Set task ▸ Filter these entries so that only lines with the word "Young" remain.

Extracted information ▸
============

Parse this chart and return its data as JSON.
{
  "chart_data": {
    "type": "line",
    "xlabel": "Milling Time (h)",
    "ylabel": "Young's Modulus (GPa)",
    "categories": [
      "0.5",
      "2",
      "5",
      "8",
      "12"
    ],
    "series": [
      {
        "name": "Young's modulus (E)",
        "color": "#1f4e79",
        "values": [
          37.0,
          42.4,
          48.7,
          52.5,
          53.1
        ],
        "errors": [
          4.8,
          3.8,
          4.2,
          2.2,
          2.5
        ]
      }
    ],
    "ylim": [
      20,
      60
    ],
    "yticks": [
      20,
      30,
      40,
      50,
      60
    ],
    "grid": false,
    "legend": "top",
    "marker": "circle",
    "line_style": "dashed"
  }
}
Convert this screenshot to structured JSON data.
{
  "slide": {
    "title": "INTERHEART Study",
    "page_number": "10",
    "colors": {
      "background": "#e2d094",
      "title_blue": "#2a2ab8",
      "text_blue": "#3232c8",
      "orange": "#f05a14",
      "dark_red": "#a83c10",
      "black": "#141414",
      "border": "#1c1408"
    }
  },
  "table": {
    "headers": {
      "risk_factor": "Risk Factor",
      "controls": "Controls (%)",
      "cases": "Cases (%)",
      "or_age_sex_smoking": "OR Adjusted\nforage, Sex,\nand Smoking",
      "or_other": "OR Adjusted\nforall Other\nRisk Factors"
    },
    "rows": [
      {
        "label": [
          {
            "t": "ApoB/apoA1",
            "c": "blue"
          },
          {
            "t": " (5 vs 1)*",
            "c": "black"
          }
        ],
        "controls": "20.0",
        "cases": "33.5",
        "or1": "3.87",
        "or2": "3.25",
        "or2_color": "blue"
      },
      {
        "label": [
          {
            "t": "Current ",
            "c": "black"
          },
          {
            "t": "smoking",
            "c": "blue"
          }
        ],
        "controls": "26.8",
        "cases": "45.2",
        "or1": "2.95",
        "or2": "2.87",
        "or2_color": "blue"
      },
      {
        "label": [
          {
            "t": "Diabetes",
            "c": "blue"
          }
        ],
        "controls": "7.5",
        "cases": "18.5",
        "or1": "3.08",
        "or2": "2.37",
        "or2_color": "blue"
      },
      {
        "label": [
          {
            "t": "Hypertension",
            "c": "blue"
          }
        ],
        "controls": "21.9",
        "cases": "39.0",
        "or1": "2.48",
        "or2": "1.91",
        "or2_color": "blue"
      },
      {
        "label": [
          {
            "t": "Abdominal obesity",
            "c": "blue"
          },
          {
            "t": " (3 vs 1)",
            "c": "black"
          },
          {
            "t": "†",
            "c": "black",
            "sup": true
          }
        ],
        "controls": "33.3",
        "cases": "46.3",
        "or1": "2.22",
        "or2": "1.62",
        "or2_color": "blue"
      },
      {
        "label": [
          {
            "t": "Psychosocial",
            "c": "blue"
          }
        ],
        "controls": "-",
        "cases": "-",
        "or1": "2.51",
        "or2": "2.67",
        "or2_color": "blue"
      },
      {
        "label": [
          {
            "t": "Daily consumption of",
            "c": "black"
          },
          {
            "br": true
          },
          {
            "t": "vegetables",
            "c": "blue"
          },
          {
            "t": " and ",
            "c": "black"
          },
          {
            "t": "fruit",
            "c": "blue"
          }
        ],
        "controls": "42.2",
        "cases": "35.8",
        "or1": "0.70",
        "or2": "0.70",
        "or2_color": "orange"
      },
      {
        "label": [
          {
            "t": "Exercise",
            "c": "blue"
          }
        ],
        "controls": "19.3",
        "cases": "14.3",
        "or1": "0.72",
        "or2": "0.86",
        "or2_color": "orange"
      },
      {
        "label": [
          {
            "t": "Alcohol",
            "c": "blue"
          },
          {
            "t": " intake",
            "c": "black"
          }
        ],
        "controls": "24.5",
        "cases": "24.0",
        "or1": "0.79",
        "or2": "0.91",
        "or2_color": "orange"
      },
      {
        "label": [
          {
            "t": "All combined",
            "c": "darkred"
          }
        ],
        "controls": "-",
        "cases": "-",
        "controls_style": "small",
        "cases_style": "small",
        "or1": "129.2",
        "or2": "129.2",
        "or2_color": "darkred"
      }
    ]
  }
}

============

Expected output ▸
    "ylabel": "Young's Modulus (GPa)",
        "name": "Young's modulus (E)",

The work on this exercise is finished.